## WHAT NEEDS TO BE DONE
Copy each line that holds "Niño".

[Records from a collection]
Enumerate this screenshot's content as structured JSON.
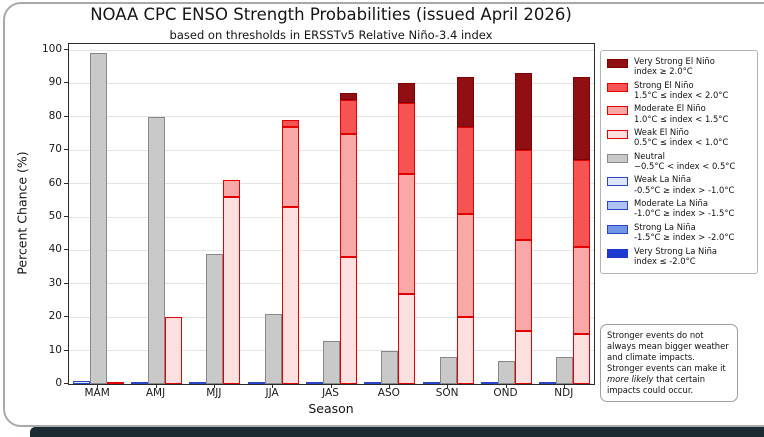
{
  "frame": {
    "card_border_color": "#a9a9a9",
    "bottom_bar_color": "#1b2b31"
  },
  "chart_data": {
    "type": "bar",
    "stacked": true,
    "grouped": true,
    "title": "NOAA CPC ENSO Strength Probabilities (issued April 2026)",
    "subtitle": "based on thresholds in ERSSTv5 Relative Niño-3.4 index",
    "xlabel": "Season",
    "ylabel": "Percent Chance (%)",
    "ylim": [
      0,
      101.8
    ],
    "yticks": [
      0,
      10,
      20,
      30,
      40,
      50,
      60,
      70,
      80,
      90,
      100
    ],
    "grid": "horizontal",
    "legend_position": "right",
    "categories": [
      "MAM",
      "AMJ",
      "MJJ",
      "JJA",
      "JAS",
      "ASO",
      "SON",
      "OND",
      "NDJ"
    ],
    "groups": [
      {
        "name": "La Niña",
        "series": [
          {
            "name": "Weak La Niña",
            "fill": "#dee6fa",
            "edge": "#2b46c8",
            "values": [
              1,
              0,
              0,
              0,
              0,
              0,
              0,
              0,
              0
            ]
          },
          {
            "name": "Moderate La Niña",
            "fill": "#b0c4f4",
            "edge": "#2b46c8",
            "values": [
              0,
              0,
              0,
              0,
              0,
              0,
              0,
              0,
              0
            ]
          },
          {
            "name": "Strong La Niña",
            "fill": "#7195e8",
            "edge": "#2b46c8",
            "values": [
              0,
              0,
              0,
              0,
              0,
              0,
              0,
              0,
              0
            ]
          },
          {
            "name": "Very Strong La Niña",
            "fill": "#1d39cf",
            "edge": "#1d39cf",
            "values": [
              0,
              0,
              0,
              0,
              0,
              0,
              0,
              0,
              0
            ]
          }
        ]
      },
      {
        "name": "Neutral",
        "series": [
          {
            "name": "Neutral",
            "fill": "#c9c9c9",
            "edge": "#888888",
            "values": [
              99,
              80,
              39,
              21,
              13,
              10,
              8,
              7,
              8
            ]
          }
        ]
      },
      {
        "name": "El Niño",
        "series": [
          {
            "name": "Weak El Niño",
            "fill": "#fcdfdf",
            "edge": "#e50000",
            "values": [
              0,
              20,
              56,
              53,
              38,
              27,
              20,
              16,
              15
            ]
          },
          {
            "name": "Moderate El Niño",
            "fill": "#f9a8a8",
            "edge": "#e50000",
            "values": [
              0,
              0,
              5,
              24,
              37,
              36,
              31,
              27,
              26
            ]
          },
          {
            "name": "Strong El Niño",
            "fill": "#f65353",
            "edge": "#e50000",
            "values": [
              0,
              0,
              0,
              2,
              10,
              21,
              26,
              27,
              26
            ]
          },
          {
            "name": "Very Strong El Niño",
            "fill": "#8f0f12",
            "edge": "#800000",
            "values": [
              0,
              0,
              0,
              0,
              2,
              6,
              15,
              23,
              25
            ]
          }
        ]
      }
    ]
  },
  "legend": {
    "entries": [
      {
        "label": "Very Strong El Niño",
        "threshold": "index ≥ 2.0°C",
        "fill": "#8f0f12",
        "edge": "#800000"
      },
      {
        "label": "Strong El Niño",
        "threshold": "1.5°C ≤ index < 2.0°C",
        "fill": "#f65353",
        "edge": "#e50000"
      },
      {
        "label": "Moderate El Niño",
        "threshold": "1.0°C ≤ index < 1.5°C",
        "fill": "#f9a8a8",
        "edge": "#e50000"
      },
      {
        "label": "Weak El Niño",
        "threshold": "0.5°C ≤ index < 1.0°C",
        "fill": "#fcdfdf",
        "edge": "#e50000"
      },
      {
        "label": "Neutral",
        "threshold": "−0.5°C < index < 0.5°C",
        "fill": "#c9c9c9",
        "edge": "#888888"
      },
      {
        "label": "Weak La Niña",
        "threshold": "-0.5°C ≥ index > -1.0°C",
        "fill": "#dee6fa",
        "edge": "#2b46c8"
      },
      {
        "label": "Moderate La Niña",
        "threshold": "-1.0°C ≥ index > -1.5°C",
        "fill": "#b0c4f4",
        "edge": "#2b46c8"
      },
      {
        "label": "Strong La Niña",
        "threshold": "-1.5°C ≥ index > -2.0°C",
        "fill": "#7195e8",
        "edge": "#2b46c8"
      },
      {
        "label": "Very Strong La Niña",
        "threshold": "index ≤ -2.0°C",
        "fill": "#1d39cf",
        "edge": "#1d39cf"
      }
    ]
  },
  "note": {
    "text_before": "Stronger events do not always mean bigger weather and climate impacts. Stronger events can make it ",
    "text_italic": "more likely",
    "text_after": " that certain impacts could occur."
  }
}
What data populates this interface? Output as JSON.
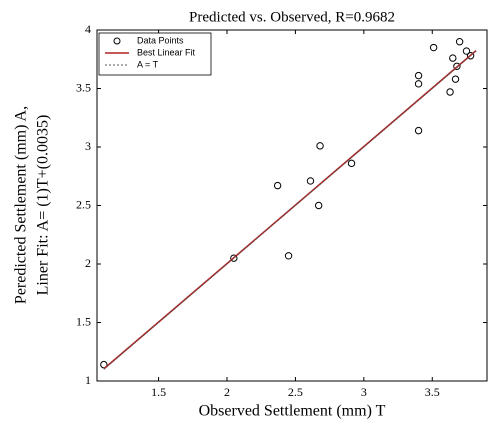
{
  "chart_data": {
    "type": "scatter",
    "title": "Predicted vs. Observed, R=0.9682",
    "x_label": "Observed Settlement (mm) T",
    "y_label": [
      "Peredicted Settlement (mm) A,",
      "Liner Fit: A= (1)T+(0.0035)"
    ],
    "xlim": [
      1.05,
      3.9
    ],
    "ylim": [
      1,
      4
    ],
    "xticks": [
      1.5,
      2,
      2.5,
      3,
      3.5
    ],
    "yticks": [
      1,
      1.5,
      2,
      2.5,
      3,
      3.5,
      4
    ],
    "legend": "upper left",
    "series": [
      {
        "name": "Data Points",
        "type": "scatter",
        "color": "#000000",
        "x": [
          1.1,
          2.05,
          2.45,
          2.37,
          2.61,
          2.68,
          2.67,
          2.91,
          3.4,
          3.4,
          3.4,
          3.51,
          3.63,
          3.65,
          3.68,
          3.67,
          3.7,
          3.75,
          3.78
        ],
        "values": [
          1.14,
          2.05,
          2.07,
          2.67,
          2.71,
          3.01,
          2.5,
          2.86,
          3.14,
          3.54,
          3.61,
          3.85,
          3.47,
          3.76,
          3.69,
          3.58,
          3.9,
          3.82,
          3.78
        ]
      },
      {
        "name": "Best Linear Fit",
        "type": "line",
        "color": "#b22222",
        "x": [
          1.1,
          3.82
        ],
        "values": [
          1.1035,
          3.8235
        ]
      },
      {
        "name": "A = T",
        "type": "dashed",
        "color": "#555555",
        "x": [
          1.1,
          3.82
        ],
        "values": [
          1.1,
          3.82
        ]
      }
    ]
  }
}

--

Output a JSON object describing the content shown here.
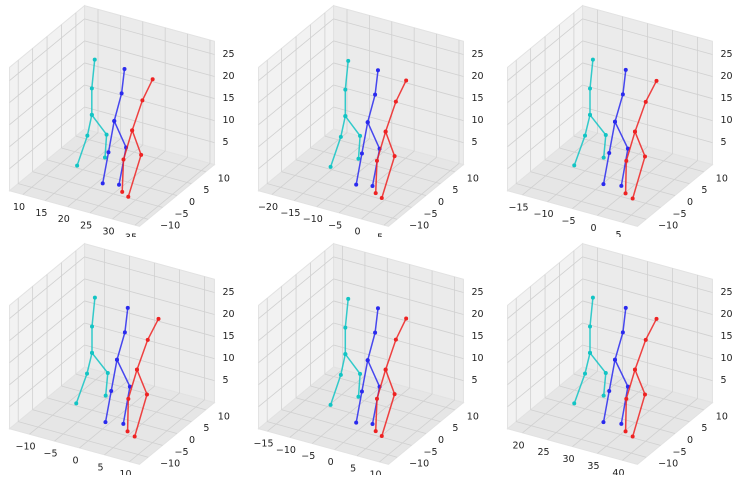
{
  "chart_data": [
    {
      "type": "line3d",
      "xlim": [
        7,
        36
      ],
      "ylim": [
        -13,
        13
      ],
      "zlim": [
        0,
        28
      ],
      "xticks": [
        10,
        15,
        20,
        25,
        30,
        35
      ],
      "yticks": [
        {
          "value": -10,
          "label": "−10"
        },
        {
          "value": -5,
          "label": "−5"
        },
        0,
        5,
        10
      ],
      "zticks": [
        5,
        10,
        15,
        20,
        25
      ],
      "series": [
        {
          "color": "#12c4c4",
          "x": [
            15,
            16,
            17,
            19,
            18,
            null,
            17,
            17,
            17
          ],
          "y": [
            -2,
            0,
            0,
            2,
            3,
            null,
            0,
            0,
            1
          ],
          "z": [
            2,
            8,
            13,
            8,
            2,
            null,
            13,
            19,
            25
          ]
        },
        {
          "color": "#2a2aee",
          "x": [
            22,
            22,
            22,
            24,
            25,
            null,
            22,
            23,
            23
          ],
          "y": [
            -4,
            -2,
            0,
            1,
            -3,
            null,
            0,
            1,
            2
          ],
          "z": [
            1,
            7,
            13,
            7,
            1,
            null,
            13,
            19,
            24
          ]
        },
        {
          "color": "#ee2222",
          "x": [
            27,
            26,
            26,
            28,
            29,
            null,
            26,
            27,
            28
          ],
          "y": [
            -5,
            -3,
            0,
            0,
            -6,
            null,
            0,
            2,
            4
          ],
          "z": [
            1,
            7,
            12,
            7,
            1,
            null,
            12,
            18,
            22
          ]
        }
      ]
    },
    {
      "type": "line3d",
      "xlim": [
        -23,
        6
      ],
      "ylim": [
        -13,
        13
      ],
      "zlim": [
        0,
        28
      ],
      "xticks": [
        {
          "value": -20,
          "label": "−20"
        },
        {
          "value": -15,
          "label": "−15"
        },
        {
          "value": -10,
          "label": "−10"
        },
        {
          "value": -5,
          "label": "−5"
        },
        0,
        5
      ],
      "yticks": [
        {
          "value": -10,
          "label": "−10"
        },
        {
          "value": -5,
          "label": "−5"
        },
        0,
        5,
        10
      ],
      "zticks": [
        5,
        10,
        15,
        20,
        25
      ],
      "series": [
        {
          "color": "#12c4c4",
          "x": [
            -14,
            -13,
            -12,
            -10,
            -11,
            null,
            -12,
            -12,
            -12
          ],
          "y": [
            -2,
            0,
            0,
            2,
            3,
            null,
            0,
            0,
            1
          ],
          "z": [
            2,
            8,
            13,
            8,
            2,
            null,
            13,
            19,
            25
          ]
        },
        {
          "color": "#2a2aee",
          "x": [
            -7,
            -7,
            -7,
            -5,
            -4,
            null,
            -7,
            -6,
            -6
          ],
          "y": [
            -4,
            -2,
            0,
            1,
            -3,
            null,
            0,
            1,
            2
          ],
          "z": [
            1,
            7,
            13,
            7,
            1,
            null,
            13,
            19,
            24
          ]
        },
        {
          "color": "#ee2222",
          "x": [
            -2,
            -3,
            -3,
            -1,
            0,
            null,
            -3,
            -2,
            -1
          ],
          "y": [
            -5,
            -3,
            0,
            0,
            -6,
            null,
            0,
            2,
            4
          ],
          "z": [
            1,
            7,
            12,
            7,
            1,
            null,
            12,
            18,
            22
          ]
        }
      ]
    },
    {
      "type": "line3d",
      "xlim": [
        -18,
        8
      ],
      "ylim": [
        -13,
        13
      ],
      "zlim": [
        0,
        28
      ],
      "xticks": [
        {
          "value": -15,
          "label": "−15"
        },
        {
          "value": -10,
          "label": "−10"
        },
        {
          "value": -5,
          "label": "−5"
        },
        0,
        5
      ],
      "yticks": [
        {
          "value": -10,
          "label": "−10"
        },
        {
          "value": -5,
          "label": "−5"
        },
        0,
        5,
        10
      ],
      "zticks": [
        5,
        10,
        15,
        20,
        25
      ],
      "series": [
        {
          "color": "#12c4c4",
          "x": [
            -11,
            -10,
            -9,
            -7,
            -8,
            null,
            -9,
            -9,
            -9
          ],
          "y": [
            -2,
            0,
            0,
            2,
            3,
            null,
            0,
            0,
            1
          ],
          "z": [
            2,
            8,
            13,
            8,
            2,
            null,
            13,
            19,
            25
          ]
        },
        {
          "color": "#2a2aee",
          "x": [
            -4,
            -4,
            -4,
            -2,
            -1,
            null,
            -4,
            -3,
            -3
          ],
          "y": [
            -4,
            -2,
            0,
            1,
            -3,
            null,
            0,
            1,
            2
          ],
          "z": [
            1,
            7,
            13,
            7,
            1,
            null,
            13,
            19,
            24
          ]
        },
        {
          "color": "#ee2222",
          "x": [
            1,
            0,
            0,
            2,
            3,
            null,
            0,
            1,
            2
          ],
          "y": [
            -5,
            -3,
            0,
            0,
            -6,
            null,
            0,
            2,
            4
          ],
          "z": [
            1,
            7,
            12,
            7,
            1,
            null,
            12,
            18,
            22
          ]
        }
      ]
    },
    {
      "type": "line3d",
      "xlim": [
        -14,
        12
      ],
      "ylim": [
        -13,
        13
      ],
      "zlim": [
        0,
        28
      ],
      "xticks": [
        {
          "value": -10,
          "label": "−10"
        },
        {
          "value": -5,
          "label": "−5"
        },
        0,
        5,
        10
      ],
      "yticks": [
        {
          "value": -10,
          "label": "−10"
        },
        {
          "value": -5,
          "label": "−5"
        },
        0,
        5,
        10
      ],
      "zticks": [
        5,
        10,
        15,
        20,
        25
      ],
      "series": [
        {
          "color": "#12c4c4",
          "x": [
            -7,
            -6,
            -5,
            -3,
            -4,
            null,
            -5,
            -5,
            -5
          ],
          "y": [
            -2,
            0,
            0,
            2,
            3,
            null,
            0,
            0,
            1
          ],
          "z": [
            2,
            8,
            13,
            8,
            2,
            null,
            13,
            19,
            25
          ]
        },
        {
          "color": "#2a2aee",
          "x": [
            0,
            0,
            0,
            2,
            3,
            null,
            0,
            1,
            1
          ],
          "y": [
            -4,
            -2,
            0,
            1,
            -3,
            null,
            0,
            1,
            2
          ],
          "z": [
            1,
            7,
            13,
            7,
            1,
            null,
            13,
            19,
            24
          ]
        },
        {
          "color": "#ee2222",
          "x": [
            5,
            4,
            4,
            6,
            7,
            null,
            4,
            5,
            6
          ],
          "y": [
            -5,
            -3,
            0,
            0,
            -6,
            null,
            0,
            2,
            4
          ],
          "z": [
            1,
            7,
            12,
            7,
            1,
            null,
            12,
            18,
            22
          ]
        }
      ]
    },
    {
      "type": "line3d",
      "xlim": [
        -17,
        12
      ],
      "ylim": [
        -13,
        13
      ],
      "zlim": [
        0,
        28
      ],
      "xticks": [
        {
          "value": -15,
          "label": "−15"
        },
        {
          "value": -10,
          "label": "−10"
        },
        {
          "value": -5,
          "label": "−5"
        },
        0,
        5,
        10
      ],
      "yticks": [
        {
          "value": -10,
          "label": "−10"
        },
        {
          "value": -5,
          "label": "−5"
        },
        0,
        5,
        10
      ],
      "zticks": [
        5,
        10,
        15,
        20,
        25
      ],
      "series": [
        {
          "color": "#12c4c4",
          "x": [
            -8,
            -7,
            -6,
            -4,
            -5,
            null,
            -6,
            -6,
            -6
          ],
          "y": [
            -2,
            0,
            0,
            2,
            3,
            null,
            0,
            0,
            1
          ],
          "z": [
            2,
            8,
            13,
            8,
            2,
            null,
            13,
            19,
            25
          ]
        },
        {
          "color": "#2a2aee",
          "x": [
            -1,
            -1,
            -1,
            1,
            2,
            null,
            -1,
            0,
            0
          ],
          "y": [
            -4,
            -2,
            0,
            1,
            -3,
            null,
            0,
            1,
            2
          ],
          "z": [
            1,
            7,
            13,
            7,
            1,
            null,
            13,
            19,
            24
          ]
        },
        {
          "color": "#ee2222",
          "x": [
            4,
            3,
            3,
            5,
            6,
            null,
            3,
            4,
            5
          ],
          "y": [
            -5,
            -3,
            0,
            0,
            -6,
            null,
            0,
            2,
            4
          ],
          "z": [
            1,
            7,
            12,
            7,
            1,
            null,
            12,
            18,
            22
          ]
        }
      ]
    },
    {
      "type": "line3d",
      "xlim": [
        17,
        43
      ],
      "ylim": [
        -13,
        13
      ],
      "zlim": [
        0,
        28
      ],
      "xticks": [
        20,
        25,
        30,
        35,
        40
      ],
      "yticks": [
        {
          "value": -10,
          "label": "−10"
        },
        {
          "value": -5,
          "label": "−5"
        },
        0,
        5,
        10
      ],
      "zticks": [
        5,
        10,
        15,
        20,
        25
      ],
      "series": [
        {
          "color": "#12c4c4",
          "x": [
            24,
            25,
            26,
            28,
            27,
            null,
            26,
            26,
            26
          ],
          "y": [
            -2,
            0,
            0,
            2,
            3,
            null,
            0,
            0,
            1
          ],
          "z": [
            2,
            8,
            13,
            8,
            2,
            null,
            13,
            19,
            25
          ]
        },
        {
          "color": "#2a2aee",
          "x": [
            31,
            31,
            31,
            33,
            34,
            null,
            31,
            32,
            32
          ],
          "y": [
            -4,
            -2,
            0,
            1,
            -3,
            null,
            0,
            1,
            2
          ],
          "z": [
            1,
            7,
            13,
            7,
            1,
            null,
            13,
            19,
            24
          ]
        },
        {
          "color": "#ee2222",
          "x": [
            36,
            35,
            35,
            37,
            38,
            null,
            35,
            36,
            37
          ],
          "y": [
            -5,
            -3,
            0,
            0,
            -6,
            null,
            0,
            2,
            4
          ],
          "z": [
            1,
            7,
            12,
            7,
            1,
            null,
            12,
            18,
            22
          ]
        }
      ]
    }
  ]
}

## ANSWER FOR THIS EXERCISE
    "subtitle": "based on thresholds in ERSSTv5 Relative Niño-3.4 index",
        "name": "El Niño",
            "name": "Weak El Niño",
            "name": "Moderate El Niño",
            "name": "Strong El Niño",
            "name": "Very Strong El Niño",
        "label": "Very Strong El Niño",
        "label": "Strong El Niño",
        "label": "Moderate El Niño",
        "label": "Weak El Niño",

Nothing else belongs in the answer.